— begin —
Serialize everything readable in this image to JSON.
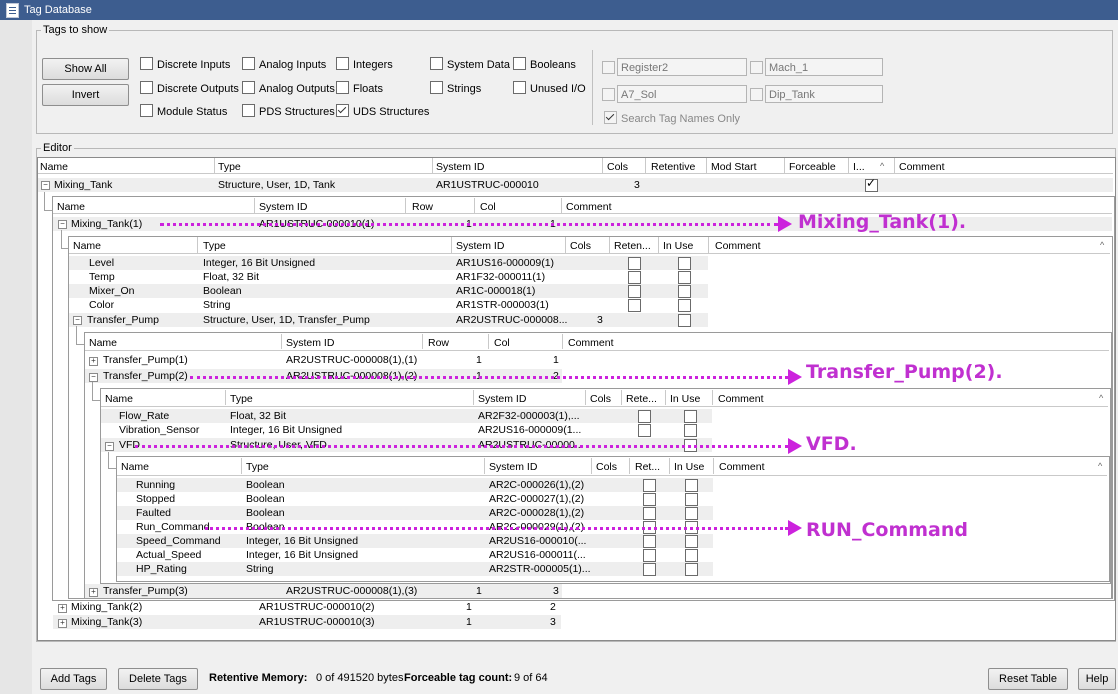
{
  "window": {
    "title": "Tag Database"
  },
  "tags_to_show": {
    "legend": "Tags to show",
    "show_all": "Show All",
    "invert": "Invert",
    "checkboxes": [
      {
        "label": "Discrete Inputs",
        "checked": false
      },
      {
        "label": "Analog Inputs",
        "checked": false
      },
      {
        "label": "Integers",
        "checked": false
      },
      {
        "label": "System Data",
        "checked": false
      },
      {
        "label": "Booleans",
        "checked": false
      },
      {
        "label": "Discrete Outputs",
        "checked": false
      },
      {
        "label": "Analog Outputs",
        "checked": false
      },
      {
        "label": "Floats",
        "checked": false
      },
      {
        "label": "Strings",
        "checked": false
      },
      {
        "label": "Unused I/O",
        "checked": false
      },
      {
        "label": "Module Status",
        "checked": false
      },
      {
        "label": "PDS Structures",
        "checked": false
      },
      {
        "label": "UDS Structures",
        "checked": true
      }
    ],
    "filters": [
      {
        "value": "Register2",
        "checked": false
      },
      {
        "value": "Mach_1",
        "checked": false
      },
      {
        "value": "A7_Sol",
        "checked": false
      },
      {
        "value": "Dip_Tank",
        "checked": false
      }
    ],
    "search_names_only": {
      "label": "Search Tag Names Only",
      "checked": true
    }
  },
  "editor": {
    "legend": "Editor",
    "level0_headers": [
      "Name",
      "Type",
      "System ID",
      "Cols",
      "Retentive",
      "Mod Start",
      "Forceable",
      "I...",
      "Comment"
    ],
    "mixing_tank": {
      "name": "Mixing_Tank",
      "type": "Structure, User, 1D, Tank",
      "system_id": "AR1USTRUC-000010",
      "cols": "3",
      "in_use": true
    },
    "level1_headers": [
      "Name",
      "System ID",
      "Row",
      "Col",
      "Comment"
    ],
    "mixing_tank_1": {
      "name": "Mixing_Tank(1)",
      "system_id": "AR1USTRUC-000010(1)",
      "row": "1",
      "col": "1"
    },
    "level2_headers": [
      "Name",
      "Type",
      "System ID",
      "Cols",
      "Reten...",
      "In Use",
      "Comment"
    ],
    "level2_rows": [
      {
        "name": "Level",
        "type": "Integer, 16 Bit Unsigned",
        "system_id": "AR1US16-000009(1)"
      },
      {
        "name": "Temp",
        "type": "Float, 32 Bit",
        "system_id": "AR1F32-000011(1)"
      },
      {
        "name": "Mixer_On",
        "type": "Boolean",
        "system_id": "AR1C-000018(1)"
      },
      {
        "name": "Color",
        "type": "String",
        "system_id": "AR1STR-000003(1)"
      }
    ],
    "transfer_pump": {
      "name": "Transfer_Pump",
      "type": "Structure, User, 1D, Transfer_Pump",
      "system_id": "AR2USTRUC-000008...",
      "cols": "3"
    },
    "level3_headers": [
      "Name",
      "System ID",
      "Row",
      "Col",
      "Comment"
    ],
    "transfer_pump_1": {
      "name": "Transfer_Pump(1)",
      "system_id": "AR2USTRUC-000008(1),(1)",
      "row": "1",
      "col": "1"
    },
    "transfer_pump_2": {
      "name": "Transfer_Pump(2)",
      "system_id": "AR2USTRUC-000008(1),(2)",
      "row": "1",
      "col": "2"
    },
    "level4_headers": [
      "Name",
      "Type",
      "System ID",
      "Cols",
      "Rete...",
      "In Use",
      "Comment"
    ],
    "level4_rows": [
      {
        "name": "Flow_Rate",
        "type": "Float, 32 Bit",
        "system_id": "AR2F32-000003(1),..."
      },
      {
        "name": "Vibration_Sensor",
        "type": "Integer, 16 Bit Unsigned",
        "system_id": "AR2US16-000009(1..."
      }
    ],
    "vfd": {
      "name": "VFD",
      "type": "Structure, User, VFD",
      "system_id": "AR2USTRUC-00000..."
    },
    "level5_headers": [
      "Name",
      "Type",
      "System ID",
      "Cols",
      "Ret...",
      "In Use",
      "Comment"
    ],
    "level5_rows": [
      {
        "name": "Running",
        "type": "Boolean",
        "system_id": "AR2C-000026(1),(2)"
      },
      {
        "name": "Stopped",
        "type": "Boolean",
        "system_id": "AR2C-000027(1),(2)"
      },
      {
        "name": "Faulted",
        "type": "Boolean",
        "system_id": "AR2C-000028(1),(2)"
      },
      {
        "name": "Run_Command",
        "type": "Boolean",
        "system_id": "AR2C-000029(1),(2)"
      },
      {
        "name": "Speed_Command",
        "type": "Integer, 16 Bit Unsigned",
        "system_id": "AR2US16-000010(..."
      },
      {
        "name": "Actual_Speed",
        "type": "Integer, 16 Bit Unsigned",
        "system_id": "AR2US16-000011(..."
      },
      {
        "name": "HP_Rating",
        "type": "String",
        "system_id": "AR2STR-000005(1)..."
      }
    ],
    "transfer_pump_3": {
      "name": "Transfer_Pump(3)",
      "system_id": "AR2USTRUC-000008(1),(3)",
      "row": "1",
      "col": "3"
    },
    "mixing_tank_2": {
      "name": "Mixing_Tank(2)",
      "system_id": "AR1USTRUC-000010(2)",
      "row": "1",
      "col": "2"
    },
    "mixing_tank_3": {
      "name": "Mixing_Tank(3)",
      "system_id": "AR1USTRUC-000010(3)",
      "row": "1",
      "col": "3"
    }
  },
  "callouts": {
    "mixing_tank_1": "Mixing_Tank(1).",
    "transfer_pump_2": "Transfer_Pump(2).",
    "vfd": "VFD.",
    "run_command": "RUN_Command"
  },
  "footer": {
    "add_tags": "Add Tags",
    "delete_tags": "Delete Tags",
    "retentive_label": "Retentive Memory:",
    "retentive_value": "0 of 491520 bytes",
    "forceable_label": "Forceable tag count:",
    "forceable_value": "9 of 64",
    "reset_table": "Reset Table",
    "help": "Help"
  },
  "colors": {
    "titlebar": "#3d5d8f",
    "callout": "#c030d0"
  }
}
— end —
Given task - Reproduce the material in its entirety and word for word, without the pictures.

Result of this task -
Serialize everything readable in this image to JSON.
{
  "window": {
    "title": "Tag Database"
  },
  "tags_to_show": {
    "legend": "Tags to show",
    "show_all": "Show All",
    "invert": "Invert",
    "checkboxes": [
      {
        "label": "Discrete Inputs",
        "checked": false
      },
      {
        "label": "Analog Inputs",
        "checked": false
      },
      {
        "label": "Integers",
        "checked": false
      },
      {
        "label": "System Data",
        "checked": false
      },
      {
        "label": "Booleans",
        "checked": false
      },
      {
        "label": "Discrete Outputs",
        "checked": false
      },
      {
        "label": "Analog Outputs",
        "checked": false
      },
      {
        "label": "Floats",
        "checked": false
      },
      {
        "label": "Strings",
        "checked": false
      },
      {
        "label": "Unused I/O",
        "checked": false
      },
      {
        "label": "Module Status",
        "checked": false
      },
      {
        "label": "PDS Structures",
        "checked": false
      },
      {
        "label": "UDS Structures",
        "checked": true
      }
    ],
    "filters": [
      {
        "value": "Register2",
        "checked": false
      },
      {
        "value": "Mach_1",
        "checked": false
      },
      {
        "value": "A7_Sol",
        "checked": false
      },
      {
        "value": "Dip_Tank",
        "checked": false
      }
    ],
    "search_names_only": {
      "label": "Search Tag Names Only",
      "checked": true
    }
  },
  "editor": {
    "legend": "Editor",
    "level0_headers": [
      "Name",
      "Type",
      "System ID",
      "Cols",
      "Retentive",
      "Mod Start",
      "Forceable",
      "I...",
      "Comment"
    ],
    "mixing_tank": {
      "name": "Mixing_Tank",
      "type": "Structure, User, 1D, Tank",
      "system_id": "AR1USTRUC-000010",
      "cols": "3",
      "in_use": true
    },
    "level1_headers": [
      "Name",
      "System ID",
      "Row",
      "Col",
      "Comment"
    ],
    "mixing_tank_1": {
      "name": "Mixing_Tank(1)",
      "system_id": "AR1USTRUC-000010(1)",
      "row": "1",
      "col": "1"
    },
    "level2_headers": [
      "Name",
      "Type",
      "System ID",
      "Cols",
      "Reten...",
      "In Use",
      "Comment"
    ],
    "level2_rows": [
      {
        "name": "Level",
        "type": "Integer, 16 Bit Unsigned",
        "system_id": "AR1US16-000009(1)"
      },
      {
        "name": "Temp",
        "type": "Float, 32 Bit",
        "system_id": "AR1F32-000011(1)"
      },
      {
        "name": "Mixer_On",
        "type": "Boolean",
        "system_id": "AR1C-000018(1)"
      },
      {
        "name": "Color",
        "type": "String",
        "system_id": "AR1STR-000003(1)"
      }
    ],
    "transfer_pump": {
      "name": "Transfer_Pump",
      "type": "Structure, User, 1D, Transfer_Pump",
      "system_id": "AR2USTRUC-000008...",
      "cols": "3"
    },
    "level3_headers": [
      "Name",
      "System ID",
      "Row",
      "Col",
      "Comment"
    ],
    "transfer_pump_1": {
      "name": "Transfer_Pump(1)",
      "system_id": "AR2USTRUC-000008(1),(1)",
      "row": "1",
      "col": "1"
    },
    "transfer_pump_2": {
      "name": "Transfer_Pump(2)",
      "system_id": "AR2USTRUC-000008(1),(2)",
      "row": "1",
      "col": "2"
    },
    "level4_headers": [
      "Name",
      "Type",
      "System ID",
      "Cols",
      "Rete...",
      "In Use",
      "Comment"
    ],
    "level4_rows": [
      {
        "name": "Flow_Rate",
        "type": "Float, 32 Bit",
        "system_id": "AR2F32-000003(1),..."
      },
      {
        "name": "Vibration_Sensor",
        "type": "Integer, 16 Bit Unsigned",
        "system_id": "AR2US16-000009(1..."
      }
    ],
    "vfd": {
      "name": "VFD",
      "type": "Structure, User, VFD",
      "system_id": "AR2USTRUC-00000..."
    },
    "level5_headers": [
      "Name",
      "Type",
      "System ID",
      "Cols",
      "Ret...",
      "In Use",
      "Comment"
    ],
    "level5_rows": [
      {
        "name": "Running",
        "type": "Boolean",
        "system_id": "AR2C-000026(1),(2)"
      },
      {
        "name": "Stopped",
        "type": "Boolean",
        "system_id": "AR2C-000027(1),(2)"
      },
      {
        "name": "Faulted",
        "type": "Boolean",
        "system_id": "AR2C-000028(1),(2)"
      },
      {
        "name": "Run_Command",
        "type": "Boolean",
        "system_id": "AR2C-000029(1),(2)"
      },
      {
        "name": "Speed_Command",
        "type": "Integer, 16 Bit Unsigned",
        "system_id": "AR2US16-000010(..."
      },
      {
        "name": "Actual_Speed",
        "type": "Integer, 16 Bit Unsigned",
        "system_id": "AR2US16-000011(..."
      },
      {
        "name": "HP_Rating",
        "type": "String",
        "system_id": "AR2STR-000005(1)..."
      }
    ],
    "transfer_pump_3": {
      "name": "Transfer_Pump(3)",
      "system_id": "AR2USTRUC-000008(1),(3)",
      "row": "1",
      "col": "3"
    },
    "mixing_tank_2": {
      "name": "Mixing_Tank(2)",
      "system_id": "AR1USTRUC-000010(2)",
      "row": "1",
      "col": "2"
    },
    "mixing_tank_3": {
      "name": "Mixing_Tank(3)",
      "system_id": "AR1USTRUC-000010(3)",
      "row": "1",
      "col": "3"
    }
  },
  "callouts": {
    "mixing_tank_1": "Mixing_Tank(1).",
    "transfer_pump_2": "Transfer_Pump(2).",
    "vfd": "VFD.",
    "run_command": "RUN_Command"
  },
  "footer": {
    "add_tags": "Add Tags",
    "delete_tags": "Delete Tags",
    "retentive_label": "Retentive Memory:",
    "retentive_value": "0 of 491520 bytes",
    "forceable_label": "Forceable tag count:",
    "forceable_value": "9 of 64",
    "reset_table": "Reset Table",
    "help": "Help"
  },
  "colors": {
    "titlebar": "#3d5d8f",
    "callout": "#c030d0"
  }
}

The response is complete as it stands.